-- start SUPPLIED RECORDS --
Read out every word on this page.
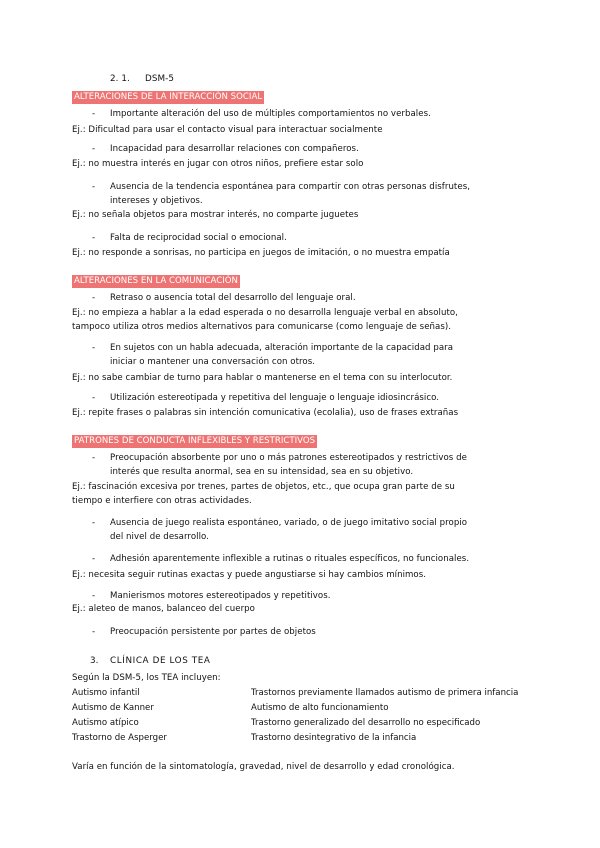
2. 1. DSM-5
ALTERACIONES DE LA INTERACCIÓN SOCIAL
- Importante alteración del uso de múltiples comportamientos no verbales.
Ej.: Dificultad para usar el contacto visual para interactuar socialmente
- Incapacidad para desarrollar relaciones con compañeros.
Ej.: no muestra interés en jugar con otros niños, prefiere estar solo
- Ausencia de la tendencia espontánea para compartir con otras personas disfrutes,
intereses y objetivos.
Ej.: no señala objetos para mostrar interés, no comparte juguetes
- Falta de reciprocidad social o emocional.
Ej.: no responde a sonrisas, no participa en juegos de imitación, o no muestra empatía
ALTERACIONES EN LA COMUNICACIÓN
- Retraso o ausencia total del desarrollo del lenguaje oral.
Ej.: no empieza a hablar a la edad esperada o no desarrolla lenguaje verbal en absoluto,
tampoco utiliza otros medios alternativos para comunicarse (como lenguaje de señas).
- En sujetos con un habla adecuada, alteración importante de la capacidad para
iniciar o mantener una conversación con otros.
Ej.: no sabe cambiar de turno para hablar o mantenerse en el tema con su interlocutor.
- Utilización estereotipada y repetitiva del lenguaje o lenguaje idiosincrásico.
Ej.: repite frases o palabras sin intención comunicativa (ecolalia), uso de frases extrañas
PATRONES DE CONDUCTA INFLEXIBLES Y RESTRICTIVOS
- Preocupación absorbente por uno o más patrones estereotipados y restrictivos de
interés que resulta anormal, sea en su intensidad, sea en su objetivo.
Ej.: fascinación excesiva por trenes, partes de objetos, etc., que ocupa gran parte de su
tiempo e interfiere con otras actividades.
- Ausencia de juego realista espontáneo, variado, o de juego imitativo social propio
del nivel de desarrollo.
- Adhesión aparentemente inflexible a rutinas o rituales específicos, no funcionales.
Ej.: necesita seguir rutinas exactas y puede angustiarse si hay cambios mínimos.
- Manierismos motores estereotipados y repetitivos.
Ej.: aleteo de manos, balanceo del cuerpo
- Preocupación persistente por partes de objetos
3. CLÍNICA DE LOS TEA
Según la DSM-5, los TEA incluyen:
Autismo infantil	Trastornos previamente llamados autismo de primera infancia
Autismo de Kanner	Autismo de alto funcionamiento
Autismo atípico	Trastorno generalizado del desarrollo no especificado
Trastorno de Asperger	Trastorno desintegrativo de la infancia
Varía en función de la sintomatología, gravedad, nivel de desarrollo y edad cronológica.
-- end SUPPLIED RECORDS --
-- start SUPPLIED RECORDS --
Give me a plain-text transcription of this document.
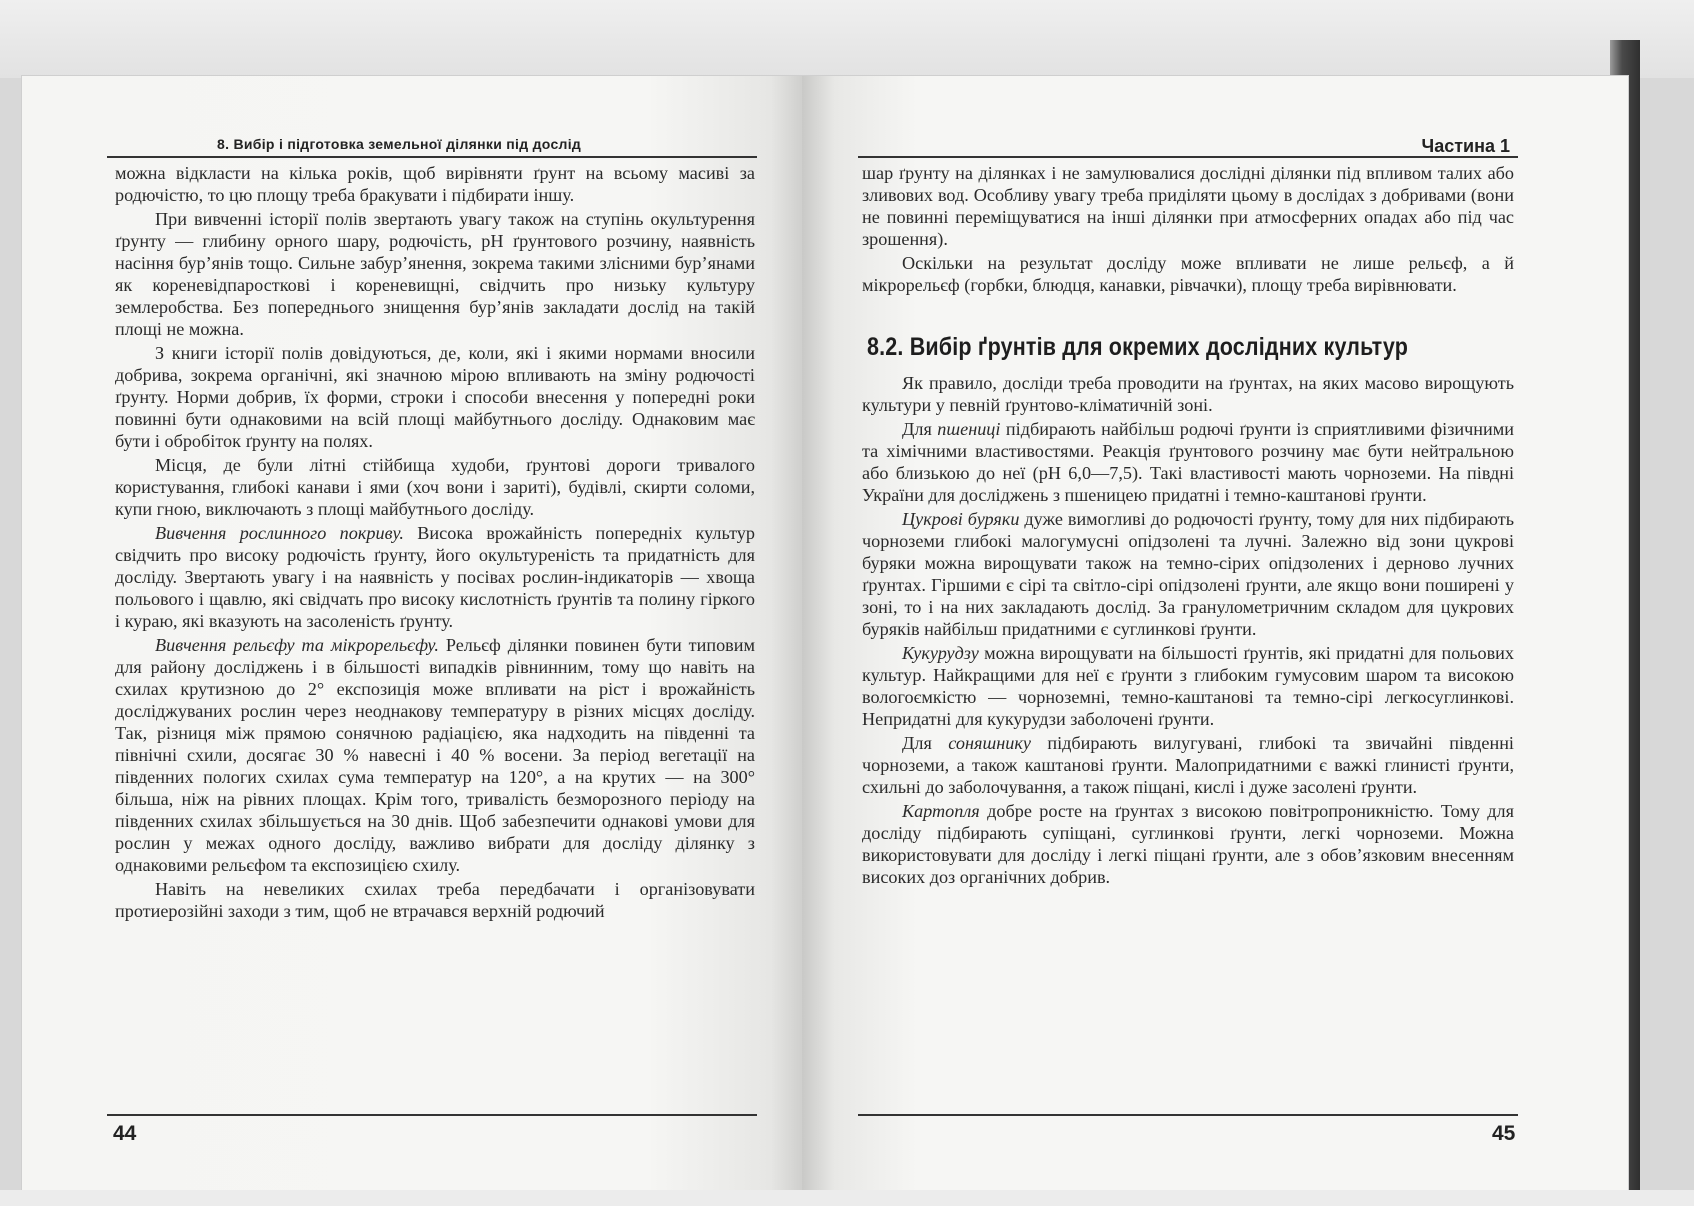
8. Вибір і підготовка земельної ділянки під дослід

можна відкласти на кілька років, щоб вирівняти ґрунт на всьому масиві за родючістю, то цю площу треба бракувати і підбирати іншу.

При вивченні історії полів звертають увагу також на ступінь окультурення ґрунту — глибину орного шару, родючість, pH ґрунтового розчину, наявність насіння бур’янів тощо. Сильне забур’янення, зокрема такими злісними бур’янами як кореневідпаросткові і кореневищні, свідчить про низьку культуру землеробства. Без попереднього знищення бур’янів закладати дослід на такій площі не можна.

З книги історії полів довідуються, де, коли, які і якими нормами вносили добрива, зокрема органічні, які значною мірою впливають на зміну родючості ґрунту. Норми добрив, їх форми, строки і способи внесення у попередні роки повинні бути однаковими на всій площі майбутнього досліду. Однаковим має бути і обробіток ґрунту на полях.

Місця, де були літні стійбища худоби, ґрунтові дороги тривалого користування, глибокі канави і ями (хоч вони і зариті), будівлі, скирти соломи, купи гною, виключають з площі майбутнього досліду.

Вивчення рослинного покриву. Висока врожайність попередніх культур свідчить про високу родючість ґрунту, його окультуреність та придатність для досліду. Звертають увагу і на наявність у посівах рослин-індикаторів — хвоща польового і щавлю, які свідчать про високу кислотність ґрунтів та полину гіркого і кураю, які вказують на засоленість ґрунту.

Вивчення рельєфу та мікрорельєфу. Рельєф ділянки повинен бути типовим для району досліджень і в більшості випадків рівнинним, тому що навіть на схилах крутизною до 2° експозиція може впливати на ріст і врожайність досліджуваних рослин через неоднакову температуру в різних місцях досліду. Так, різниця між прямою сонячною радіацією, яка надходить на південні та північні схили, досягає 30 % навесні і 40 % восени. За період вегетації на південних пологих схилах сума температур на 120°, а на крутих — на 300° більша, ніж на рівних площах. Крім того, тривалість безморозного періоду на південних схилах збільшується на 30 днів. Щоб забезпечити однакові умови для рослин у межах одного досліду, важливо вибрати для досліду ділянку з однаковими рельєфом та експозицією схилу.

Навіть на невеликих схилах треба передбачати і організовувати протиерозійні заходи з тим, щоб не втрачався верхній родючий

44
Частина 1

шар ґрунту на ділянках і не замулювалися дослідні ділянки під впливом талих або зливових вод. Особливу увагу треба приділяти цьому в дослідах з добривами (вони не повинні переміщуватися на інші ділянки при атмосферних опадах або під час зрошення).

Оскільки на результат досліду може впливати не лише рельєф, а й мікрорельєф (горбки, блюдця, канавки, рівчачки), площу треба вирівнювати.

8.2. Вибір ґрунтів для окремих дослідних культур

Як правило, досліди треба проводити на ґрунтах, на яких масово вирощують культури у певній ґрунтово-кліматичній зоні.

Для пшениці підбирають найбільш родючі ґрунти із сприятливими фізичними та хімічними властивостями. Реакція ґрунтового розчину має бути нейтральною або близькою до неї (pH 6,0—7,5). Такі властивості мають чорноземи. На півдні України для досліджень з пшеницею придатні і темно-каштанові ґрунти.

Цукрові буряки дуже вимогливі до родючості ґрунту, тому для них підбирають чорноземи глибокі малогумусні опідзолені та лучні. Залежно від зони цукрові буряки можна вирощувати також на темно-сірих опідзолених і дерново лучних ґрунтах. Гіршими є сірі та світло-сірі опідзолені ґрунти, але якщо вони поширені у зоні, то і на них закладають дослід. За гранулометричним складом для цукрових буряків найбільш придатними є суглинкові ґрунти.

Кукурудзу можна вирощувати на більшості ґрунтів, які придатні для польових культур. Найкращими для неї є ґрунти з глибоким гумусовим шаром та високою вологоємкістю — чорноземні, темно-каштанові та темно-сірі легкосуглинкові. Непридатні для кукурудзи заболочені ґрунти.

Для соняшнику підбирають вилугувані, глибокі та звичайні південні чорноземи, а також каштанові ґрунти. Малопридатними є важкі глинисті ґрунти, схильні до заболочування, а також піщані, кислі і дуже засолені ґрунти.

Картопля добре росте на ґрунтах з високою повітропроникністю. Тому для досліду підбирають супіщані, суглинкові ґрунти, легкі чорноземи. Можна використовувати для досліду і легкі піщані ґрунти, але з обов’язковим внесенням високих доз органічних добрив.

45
-- end SUPPLIED RECORDS --
-- start SUPPLIED RECORDS --
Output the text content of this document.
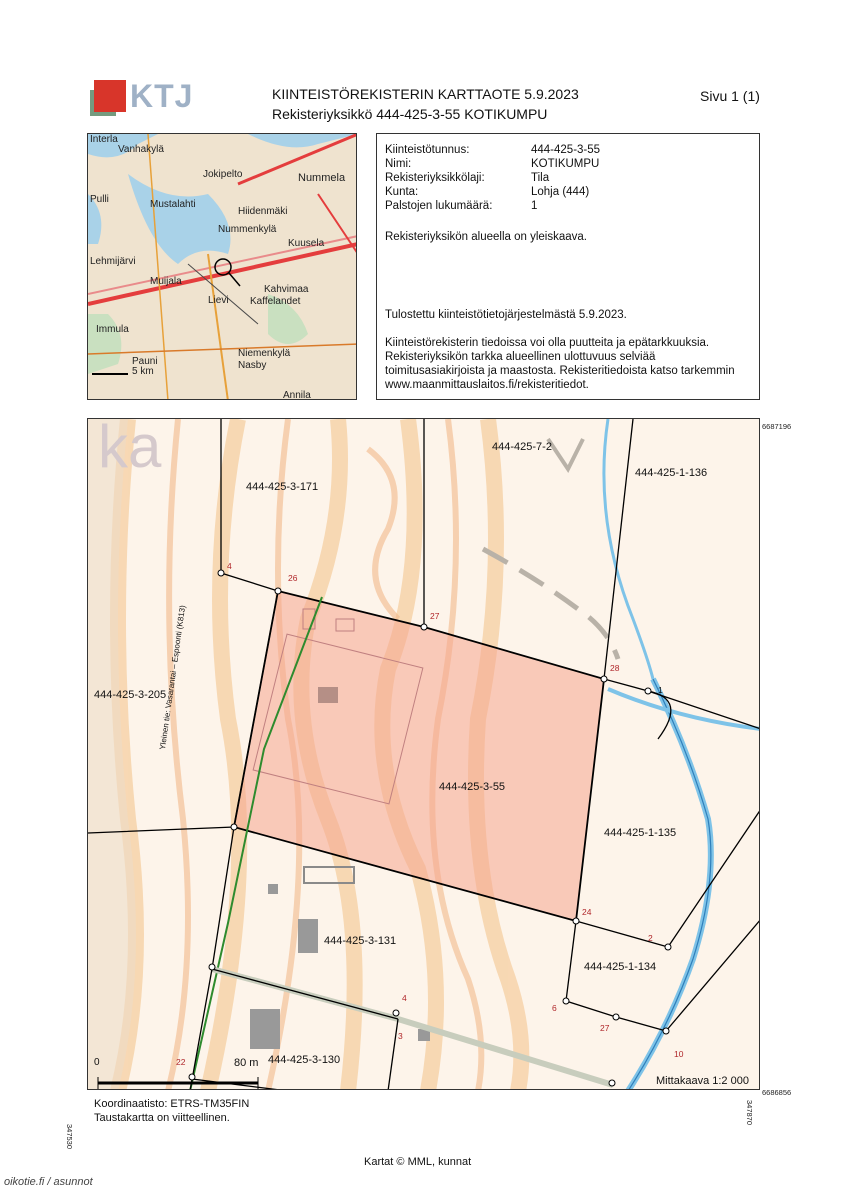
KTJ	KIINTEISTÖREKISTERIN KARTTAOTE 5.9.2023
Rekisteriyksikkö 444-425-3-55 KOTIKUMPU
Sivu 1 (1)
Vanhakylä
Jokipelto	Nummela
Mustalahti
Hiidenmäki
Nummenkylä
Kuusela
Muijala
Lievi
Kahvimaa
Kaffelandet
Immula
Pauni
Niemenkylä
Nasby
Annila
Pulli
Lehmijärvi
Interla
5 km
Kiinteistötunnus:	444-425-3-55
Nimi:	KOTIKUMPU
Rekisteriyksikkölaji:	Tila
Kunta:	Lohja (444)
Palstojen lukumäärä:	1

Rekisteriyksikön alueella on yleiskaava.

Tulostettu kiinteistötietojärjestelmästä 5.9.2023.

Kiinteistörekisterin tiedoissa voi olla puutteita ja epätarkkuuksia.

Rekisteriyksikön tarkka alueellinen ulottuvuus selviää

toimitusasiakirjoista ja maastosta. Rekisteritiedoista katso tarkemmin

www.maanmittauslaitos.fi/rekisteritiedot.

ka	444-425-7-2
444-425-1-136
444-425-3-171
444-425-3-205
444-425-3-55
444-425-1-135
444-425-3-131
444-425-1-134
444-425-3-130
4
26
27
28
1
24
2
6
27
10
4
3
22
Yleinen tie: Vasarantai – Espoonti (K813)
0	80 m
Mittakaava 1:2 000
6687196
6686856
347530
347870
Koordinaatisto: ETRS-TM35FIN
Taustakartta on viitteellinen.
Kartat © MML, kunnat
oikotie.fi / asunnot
-- end SUPPLIED RECORDS --
**PROBLEM REQUIREMENTS:** Of the lines in the material, how many include "врожайність"? Respond with the number alone.

**THE REPLY:** 2